Material shown:
Start
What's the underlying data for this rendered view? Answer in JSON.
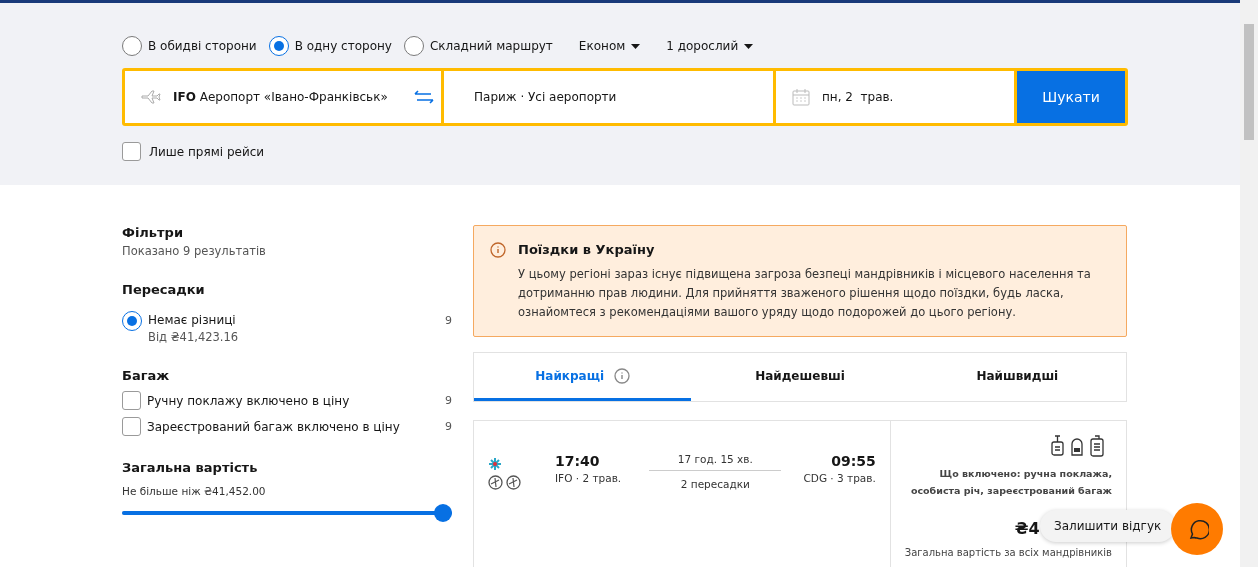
{
  "trip_types": [
    {
      "label": "В обидві сторони",
      "selected": false
    },
    {
      "label": "В одну сторону",
      "selected": true
    },
    {
      "label": "Складний маршрут",
      "selected": false
    }
  ],
  "cabin": {
    "label": "Економ"
  },
  "passengers": {
    "label": "1 дорослий"
  },
  "search": {
    "origin_code": "IFO",
    "origin_name": "Аеропорт «Івано-Франківськ»",
    "destination": "Париж · Усі аеропорти",
    "date": "пн, 2  трав.",
    "button": "Шукати"
  },
  "direct_only": {
    "label": "Лише прямі рейси",
    "checked": false
  },
  "filters": {
    "title": "Фільтри",
    "subtitle": "Показано 9 результатів",
    "stops": {
      "title": "Пересадки",
      "options": [
        {
          "label": "Немає різниці",
          "sub": "Від ₴41,423.16",
          "count": "9",
          "selected": true
        }
      ]
    },
    "baggage": {
      "title": "Багаж",
      "options": [
        {
          "label": "Ручну поклажу включено в ціну",
          "count": "9",
          "checked": false
        },
        {
          "label": "Зареєстрований багаж включено в ціну",
          "count": "9",
          "checked": false
        }
      ]
    },
    "price": {
      "title": "Загальна вартість",
      "caption": "Не більше ніж ₴41,452.00",
      "level": 1
    }
  },
  "alert": {
    "title": "Поїздки в Україну",
    "text": "У цьому регіоні зараз існує підвищена загроза безпеці мандрівників і місцевого населення та дотриманню прав людини. Для прийняття зваженого рішення щодо поїздки, будь ласка, ознайомтеся з рекомендаціями вашого уряду щодо подорожей до цього регіону."
  },
  "sort_tabs": [
    {
      "label": "Найкращі",
      "selected": true,
      "info": true
    },
    {
      "label": "Найдешевші",
      "selected": false,
      "info": false
    },
    {
      "label": "Найшвидші",
      "selected": false,
      "info": false
    }
  ],
  "flight": {
    "depart_time": "17:40",
    "depart_info": "IFO · 2 трав.",
    "duration": "17 год. 15 хв.",
    "stops": "2 пересадки",
    "arrive_time": "09:55",
    "arrive_info": "CDG · 3 трав.",
    "included": "Що включено: ручна поклажа, особиста річ, зареєстрований багаж",
    "price": "₴4",
    "price_note": "Загальна вартість за всіх мандрівників"
  },
  "feedback": {
    "label": "Залишити відгук"
  }
}
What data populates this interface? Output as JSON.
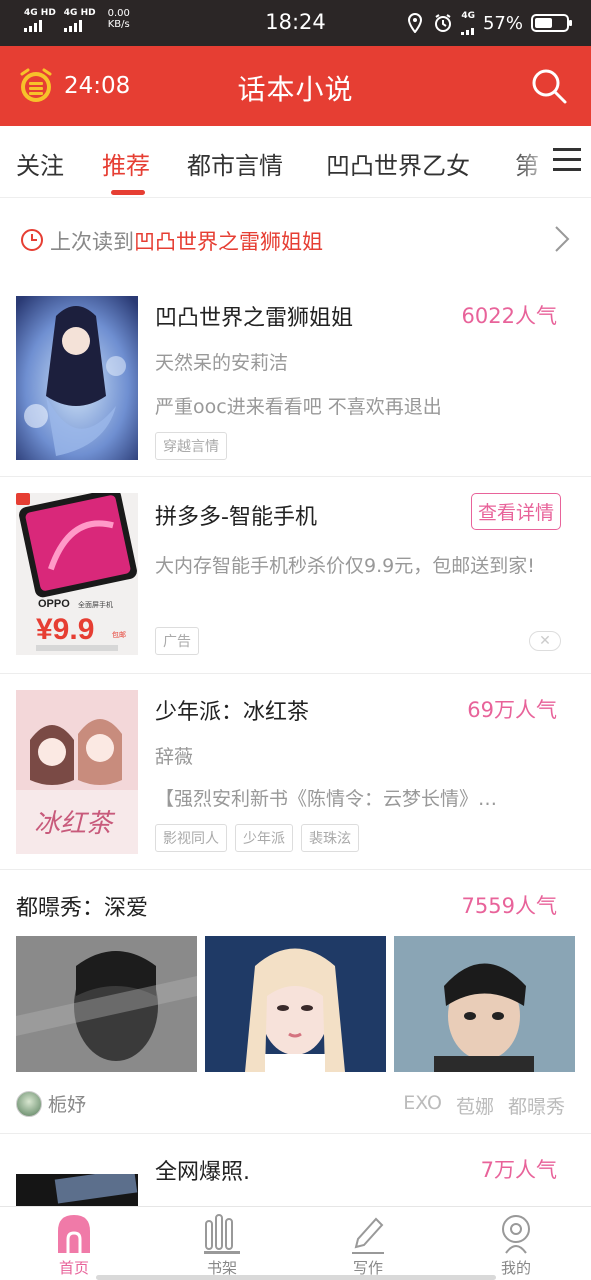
End
The problem:
Your copy of the data should match it exactly, except that pictures are left out.

Output:
What's the underlying data for this rendered view? Answer in JSON.
{
  "trip_types": [
    {
      "label": "В обидві сторони",
      "selected": false
    },
    {
      "label": "В одну сторону",
      "selected": true
    },
    {
      "label": "Складний маршрут",
      "selected": false
    }
  ],
  "cabin": {
    "label": "Економ"
  },
  "passengers": {
    "label": "1 дорослий"
  },
  "search": {
    "origin_code": "IFO",
    "origin_name": "Аеропорт «Івано-Франківськ»",
    "destination": "Париж · Усі аеропорти",
    "date": "пн, 2  трав.",
    "button": "Шукати"
  },
  "direct_only": {
    "label": "Лише прямі рейси",
    "checked": false
  },
  "filters": {
    "title": "Фільтри",
    "subtitle": "Показано 9 результатів",
    "stops": {
      "title": "Пересадки",
      "options": [
        {
          "label": "Немає різниці",
          "sub": "Від ₴41,423.16",
          "count": "9",
          "selected": true
        }
      ]
    },
    "baggage": {
      "title": "Багаж",
      "options": [
        {
          "label": "Ручну поклажу включено в ціну",
          "count": "9",
          "checked": false
        },
        {
          "label": "Зареєстрований багаж включено в ціну",
          "count": "9",
          "checked": false
        }
      ]
    },
    "price": {
      "title": "Загальна вартість",
      "caption": "Не більше ніж ₴41,452.00",
      "level": 1
    }
  },
  "alert": {
    "title": "Поїздки в Україну",
    "text": "У цьому регіоні зараз існує підвищена загроза безпеці мандрівників і місцевого населення та дотриманню прав людини. Для прийняття зваженого рішення щодо поїздки, будь ласка, ознайомтеся з рекомендаціями вашого уряду щодо подорожей до цього регіону."
  },
  "sort_tabs": [
    {
      "label": "Найкращі",
      "selected": true,
      "info": true
    },
    {
      "label": "Найдешевші",
      "selected": false,
      "info": false
    },
    {
      "label": "Найшвидші",
      "selected": false,
      "info": false
    }
  ],
  "flight": {
    "depart_time": "17:40",
    "depart_info": "IFO · 2 трав.",
    "duration": "17 год. 15 хв.",
    "stops": "2 пересадки",
    "arrive_time": "09:55",
    "arrive_info": "CDG · 3 трав.",
    "included": "Що включено: ручна поклажа, особиста річ, зареєстрований багаж",
    "price": "₴4",
    "price_note": "Загальна вартість за всіх мандрівників"
  },
  "feedback": {
    "label": "Залишити відгук"
  }
}
What data populates this interface? Output as JSON.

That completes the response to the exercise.